## Work to complete
Lines containing the string "your" are to be counted; report the number and nothing more.

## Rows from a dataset

— begin —

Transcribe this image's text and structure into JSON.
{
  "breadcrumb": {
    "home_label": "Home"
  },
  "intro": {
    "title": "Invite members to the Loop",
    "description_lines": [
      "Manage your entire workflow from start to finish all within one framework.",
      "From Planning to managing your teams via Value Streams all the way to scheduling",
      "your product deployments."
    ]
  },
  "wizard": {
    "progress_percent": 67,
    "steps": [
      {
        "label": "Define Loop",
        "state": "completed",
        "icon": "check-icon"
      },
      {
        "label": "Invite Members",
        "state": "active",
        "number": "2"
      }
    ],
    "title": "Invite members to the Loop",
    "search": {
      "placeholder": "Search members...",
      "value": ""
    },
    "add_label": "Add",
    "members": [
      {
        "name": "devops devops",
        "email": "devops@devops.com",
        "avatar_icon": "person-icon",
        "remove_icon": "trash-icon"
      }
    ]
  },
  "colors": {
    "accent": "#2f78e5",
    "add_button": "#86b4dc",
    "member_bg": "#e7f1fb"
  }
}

— end —

## Solution for this exercise
3